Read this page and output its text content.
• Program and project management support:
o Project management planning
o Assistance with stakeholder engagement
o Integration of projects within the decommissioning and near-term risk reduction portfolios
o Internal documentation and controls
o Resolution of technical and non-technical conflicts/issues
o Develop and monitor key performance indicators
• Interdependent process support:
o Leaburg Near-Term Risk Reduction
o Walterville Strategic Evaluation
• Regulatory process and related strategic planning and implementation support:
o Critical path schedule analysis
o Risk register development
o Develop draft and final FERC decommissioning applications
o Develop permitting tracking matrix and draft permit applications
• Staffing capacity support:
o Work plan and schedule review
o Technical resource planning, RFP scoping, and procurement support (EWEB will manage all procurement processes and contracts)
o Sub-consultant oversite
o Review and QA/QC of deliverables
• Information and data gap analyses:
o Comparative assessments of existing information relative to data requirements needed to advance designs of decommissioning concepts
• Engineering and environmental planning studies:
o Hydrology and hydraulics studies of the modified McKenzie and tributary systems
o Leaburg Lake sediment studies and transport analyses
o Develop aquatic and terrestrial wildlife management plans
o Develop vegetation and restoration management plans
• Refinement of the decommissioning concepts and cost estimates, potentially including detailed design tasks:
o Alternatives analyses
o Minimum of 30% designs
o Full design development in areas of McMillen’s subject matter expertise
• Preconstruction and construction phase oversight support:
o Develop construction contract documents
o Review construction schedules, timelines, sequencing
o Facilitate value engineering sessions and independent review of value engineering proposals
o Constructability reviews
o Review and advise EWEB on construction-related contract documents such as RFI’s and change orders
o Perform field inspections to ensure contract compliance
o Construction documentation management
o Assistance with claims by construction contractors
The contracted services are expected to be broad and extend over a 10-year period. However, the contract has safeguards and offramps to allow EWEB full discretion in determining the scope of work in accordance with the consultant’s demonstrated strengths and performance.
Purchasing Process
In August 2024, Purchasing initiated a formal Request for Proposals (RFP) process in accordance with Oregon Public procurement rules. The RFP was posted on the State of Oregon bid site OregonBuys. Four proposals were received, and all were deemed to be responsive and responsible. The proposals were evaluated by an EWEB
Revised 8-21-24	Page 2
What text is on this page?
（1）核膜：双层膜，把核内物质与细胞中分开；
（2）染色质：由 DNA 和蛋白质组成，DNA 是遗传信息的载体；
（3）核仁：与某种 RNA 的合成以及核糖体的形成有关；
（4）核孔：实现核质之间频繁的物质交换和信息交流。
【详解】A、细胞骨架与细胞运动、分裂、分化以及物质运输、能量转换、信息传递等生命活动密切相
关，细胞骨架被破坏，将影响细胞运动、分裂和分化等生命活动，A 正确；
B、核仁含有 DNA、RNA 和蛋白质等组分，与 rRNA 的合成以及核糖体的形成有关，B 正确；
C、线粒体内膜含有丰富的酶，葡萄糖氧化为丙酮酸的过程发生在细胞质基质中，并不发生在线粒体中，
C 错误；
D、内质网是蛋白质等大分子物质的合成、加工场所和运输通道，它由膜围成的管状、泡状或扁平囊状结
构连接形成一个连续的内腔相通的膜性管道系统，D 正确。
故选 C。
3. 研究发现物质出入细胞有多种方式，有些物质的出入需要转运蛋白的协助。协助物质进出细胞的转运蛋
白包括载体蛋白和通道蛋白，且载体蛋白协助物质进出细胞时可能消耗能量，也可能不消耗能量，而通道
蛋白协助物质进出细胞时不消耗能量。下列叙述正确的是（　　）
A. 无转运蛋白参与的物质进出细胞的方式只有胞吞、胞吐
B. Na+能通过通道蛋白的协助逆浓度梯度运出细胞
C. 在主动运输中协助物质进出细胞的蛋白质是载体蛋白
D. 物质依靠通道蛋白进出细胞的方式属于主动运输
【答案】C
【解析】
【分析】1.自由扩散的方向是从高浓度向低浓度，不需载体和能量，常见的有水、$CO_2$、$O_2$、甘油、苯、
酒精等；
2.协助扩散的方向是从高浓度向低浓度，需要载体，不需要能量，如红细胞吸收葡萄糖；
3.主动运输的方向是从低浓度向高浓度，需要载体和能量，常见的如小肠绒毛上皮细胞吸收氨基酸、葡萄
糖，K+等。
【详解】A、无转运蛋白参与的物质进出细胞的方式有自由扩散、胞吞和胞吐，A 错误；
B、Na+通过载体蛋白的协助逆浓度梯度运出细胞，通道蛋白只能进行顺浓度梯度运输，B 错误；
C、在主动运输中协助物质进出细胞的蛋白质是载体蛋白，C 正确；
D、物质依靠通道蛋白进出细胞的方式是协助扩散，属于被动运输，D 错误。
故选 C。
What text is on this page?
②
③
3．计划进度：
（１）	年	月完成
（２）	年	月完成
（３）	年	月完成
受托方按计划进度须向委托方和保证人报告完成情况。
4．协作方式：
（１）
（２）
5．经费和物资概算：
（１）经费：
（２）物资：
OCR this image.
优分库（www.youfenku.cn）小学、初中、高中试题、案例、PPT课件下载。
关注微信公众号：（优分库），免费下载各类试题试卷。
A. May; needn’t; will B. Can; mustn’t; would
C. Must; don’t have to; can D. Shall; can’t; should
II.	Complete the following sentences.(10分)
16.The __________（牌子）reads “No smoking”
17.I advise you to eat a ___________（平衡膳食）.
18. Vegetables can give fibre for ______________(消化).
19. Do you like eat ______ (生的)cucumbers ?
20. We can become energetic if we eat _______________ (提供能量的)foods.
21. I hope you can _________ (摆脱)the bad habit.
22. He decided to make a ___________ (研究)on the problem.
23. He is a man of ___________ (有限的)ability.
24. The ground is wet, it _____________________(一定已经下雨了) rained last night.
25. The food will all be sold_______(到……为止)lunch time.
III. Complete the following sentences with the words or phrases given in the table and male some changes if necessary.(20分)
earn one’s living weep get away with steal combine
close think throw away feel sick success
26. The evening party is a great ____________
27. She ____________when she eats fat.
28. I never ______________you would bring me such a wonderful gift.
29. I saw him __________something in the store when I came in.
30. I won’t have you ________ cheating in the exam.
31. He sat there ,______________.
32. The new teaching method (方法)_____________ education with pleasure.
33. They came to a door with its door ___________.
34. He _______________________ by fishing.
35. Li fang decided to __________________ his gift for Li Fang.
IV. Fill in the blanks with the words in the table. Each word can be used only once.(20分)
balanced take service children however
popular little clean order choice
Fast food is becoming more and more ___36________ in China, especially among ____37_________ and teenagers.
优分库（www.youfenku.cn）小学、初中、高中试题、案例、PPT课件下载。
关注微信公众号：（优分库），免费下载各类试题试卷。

──────

Given request - Give the listing above again, word for word.

The response -
Read this page and output its text content.
• Program and project management support:
o Project management planning
o Assistance with stakeholder engagement
o Integration of projects within the decommissioning and near-term risk reduction portfolios
o Internal documentation and controls
o Resolution of technical and non-technical conflicts/issues
o Develop and monitor key performance indicators
• Interdependent process support:
o Leaburg Near-Term Risk Reduction
o Walterville Strategic Evaluation
• Regulatory process and related strategic planning and implementation support:
o Critical path schedule analysis
o Risk register development
o Develop draft and final FERC decommissioning applications
o Develop permitting tracking matrix and draft permit applications
• Staffing capacity support:
o Work plan and schedule review
o Technical resource planning, RFP scoping, and procurement support (EWEB will manage all procurement processes and contracts)
o Sub-consultant oversite
o Review and QA/QC of deliverables
• Information and data gap analyses:
o Comparative assessments of existing information relative to data requirements needed to advance designs of decommissioning concepts
• Engineering and environmental planning studies:
o Hydrology and hydraulics studies of the modified McKenzie and tributary systems
o Leaburg Lake sediment studies and transport analyses
o Develop aquatic and terrestrial wildlife management plans
o Develop vegetation and restoration management plans
• Refinement of the decommissioning concepts and cost estimates, potentially including detailed design tasks:
o Alternatives analyses
o Minimum of 30% designs
o Full design development in areas of McMillen’s subject matter expertise
• Preconstruction and construction phase oversight support:
o Develop construction contract documents
o Review construction schedules, timelines, sequencing
o Facilitate value engineering sessions and independent review of value engineering proposals
o Constructability reviews
o Review and advise EWEB on construction-related contract documents such as RFI’s and change orders
o Perform field inspections to ensure contract compliance
o Construction documentation management
o Assistance with claims by construction contractors
The contracted services are expected to be broad and extend over a 10-year period. However, the contract has safeguards and offramps to allow EWEB full discretion in determining the scope of work in accordance with the consultant’s demonstrated strengths and performance.
Purchasing Process
In August 2024, Purchasing initiated a formal Request for Proposals (RFP) process in accordance with Oregon Public procurement rules. The RFP was posted on the State of Oregon bid site OregonBuys. Four proposals were received, and all were deemed to be responsive and responsible. The proposals were evaluated by an EWEB
Revised 8-21-24	Page 2
What text is on this page?
（1）核膜：双层膜，把核内物质与细胞中分开；
（2）染色质：由 DNA 和蛋白质组成，DNA 是遗传信息的载体；
（3）核仁：与某种 RNA 的合成以及核糖体的形成有关；
（4）核孔：实现核质之间频繁的物质交换和信息交流。
【详解】A、细胞骨架与细胞运动、分裂、分化以及物质运输、能量转换、信息传递等生命活动密切相
关，细胞骨架被破坏，将影响细胞运动、分裂和分化等生命活动，A 正确；
B、核仁含有 DNA、RNA 和蛋白质等组分，与 rRNA 的合成以及核糖体的形成有关，B 正确；
C、线粒体内膜含有丰富的酶，葡萄糖氧化为丙酮酸的过程发生在细胞质基质中，并不发生在线粒体中，
C 错误；
D、内质网是蛋白质等大分子物质的合成、加工场所和运输通道，它由膜围成的管状、泡状或扁平囊状结
构连接形成一个连续的内腔相通的膜性管道系统，D 正确。
故选 C。
3. 研究发现物质出入细胞有多种方式，有些物质的出入需要转运蛋白的协助。协助物质进出细胞的转运蛋
白包括载体蛋白和通道蛋白，且载体蛋白协助物质进出细胞时可能消耗能量，也可能不消耗能量，而通道
蛋白协助物质进出细胞时不消耗能量。下列叙述正确的是（　　）
A. 无转运蛋白参与的物质进出细胞的方式只有胞吞、胞吐
B. Na+能通过通道蛋白的协助逆浓度梯度运出细胞
C. 在主动运输中协助物质进出细胞的蛋白质是载体蛋白
D. 物质依靠通道蛋白进出细胞的方式属于主动运输
【答案】C
【解析】
【分析】1.自由扩散的方向是从高浓度向低浓度，不需载体和能量，常见的有水、$CO_2$、$O_2$、甘油、苯、
酒精等；
2.协助扩散的方向是从高浓度向低浓度，需要载体，不需要能量，如红细胞吸收葡萄糖；
3.主动运输的方向是从低浓度向高浓度，需要载体和能量，常见的如小肠绒毛上皮细胞吸收氨基酸、葡萄
糖，K+等。
【详解】A、无转运蛋白参与的物质进出细胞的方式有自由扩散、胞吞和胞吐，A 错误；
B、Na+通过载体蛋白的协助逆浓度梯度运出细胞，通道蛋白只能进行顺浓度梯度运输，B 错误；
C、在主动运输中协助物质进出细胞的蛋白质是载体蛋白，C 正确；
D、物质依靠通道蛋白进出细胞的方式是协助扩散，属于被动运输，D 错误。
故选 C。
What text is on this page?
②
③
3．计划进度：
（１）	年	月完成
（２）	年	月完成
（３）	年	月完成
受托方按计划进度须向委托方和保证人报告完成情况。
4．协作方式：
（１）
（２）
5．经费和物资概算：
（１）经费：
（２）物资：
OCR this image.
优分库（www.youfenku.cn）小学、初中、高中试题、案例、PPT课件下载。
关注微信公众号：（优分库），免费下载各类试题试卷。
A. May; needn’t; will B. Can; mustn’t; would
C. Must; don’t have to; can D. Shall; can’t; should
II.	Complete the following sentences.(10分)
16.The __________（牌子）reads “No smoking”
17.I advise you to eat a ___________（平衡膳食）.
18. Vegetables can give fibre for ______________(消化).
19. Do you like eat ______ (生的)cucumbers ?
20. We can become energetic if we eat _______________ (提供能量的)foods.
21. I hope you can _________ (摆脱)the bad habit.
22. He decided to make a ___________ (研究)on the problem.
23. He is a man of ___________ (有限的)ability.
24. The ground is wet, it _____________________(一定已经下雨了) rained last night.
25. The food will all be sold_______(到……为止)lunch time.
III. Complete the following sentences with the words or phrases given in the table and male some changes if necessary.(20分)
earn one’s living weep get away with steal combine
close think throw away feel sick success
26. The evening party is a great ____________
27. She ____________when she eats fat.
28. I never ______________you would bring me such a wonderful gift.
29. I saw him __________something in the store when I came in.
30. I won’t have you ________ cheating in the exam.
31. He sat there ,______________.
32. The new teaching method (方法)_____________ education with pleasure.
33. They came to a door with its door ___________.
34. He _______________________ by fishing.
35. Li fang decided to __________________ his gift for Li Fang.
IV. Fill in the blanks with the words in the table. Each word can be used only once.(20分)
balanced take service children however
popular little clean order choice
Fast food is becoming more and more ___36________ in China, especially among ____37_________ and teenagers.
优分库（www.youfenku.cn）小学、初中、高中试题、案例、PPT课件下载。
关注微信公众号：（优分库），免费下载各类试题试卷。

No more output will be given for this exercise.